<<<<

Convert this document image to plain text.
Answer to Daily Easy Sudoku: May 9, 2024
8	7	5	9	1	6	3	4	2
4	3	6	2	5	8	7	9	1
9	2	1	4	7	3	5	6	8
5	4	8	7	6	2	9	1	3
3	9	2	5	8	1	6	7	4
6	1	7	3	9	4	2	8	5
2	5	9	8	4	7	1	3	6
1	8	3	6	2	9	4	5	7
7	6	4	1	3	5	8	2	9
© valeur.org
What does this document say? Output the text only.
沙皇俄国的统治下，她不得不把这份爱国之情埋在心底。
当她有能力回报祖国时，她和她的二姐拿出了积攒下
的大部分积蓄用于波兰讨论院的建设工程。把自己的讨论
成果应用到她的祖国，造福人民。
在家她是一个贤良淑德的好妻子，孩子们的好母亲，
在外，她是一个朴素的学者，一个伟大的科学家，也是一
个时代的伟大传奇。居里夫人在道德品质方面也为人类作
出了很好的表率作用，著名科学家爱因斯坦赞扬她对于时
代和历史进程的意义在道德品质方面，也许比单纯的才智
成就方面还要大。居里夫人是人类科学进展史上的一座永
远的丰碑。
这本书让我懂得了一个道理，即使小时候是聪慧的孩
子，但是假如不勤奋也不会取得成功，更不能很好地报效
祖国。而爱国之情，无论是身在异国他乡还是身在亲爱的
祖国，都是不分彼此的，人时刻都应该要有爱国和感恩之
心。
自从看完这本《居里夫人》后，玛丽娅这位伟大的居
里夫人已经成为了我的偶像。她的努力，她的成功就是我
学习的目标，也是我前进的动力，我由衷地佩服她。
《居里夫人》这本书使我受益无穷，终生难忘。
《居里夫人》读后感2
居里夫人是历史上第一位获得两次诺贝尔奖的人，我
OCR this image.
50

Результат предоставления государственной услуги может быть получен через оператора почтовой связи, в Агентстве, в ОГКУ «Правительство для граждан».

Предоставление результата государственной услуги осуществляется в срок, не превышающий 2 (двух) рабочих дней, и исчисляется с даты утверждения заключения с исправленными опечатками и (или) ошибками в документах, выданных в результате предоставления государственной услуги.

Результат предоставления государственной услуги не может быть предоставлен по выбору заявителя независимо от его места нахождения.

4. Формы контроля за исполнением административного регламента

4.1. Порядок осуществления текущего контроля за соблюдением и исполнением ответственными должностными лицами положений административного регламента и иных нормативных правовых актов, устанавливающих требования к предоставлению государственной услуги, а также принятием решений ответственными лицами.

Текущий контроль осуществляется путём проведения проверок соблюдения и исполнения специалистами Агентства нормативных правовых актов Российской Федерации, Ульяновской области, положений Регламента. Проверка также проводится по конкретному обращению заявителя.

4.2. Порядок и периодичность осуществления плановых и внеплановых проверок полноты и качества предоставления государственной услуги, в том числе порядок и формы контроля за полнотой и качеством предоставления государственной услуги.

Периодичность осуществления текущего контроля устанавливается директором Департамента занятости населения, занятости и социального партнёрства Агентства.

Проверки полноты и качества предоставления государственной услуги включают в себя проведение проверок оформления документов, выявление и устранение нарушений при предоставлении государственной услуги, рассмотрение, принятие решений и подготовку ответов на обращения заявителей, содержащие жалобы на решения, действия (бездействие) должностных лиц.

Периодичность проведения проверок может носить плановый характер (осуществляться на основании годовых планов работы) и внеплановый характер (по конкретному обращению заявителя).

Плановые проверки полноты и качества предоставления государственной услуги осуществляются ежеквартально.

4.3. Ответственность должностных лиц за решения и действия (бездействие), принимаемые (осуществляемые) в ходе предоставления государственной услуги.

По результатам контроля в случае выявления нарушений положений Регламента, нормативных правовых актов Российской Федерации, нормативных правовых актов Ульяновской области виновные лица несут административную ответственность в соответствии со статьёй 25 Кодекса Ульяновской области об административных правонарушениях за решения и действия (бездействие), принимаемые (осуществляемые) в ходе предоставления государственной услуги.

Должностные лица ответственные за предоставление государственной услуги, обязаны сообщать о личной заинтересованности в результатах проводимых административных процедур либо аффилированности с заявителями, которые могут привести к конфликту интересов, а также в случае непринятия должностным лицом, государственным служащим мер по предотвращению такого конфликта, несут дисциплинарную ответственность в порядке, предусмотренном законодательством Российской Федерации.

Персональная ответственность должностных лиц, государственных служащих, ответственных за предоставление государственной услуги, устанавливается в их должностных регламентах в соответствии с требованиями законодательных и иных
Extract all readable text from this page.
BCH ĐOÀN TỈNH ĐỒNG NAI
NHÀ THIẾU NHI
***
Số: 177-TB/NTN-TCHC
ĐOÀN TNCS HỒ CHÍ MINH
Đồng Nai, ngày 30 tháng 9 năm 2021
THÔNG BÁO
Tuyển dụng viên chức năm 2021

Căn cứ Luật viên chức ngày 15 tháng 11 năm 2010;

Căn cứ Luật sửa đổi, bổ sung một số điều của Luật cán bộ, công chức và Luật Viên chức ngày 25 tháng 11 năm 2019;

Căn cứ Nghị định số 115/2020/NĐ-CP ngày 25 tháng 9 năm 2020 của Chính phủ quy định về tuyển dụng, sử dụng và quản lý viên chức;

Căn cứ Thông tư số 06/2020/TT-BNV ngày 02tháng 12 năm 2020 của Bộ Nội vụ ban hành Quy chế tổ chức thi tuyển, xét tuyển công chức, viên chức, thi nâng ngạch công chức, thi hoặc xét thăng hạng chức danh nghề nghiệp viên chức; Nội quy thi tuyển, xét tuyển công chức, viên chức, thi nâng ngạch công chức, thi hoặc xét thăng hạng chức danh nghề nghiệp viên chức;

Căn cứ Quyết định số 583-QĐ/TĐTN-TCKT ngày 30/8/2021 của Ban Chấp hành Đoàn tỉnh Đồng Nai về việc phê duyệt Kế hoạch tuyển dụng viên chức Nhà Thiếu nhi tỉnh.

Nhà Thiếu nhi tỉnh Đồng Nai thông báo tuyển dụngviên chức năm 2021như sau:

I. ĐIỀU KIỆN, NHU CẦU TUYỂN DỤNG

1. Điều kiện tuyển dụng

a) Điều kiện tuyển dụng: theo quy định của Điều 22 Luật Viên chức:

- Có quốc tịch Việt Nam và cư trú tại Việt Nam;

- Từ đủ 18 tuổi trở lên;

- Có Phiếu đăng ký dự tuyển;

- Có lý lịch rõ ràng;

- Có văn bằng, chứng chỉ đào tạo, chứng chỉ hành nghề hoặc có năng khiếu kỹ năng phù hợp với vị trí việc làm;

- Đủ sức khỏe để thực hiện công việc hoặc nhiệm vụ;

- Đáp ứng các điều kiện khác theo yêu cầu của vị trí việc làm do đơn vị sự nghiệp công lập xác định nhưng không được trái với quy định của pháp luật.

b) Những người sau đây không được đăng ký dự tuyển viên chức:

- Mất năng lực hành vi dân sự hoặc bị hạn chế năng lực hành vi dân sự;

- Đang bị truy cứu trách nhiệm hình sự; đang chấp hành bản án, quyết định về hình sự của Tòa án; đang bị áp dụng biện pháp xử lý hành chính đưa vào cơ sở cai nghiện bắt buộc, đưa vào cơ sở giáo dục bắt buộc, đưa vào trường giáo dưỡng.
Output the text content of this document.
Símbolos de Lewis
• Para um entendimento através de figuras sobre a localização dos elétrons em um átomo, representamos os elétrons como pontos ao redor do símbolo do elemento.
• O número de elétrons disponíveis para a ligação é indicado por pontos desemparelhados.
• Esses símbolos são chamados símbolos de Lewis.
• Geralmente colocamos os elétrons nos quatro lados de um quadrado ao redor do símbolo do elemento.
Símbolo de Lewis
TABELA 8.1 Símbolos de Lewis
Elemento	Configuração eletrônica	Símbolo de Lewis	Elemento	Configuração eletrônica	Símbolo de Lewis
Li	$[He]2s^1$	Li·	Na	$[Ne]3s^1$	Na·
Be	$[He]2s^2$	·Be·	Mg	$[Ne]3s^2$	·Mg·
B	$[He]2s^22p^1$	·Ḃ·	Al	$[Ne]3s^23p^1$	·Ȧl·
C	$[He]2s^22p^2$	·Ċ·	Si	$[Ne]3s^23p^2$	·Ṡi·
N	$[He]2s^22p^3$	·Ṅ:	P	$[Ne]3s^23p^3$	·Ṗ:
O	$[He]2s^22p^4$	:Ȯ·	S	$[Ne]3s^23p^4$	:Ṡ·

>>>>

Problem requirements
In the records above, locate each line with the word "text". Copy all such lines.

Output below
Convert this document image to plain text.
What does this document say? Output the text only.
Extract all readable text from this page.
Output the text content of this document.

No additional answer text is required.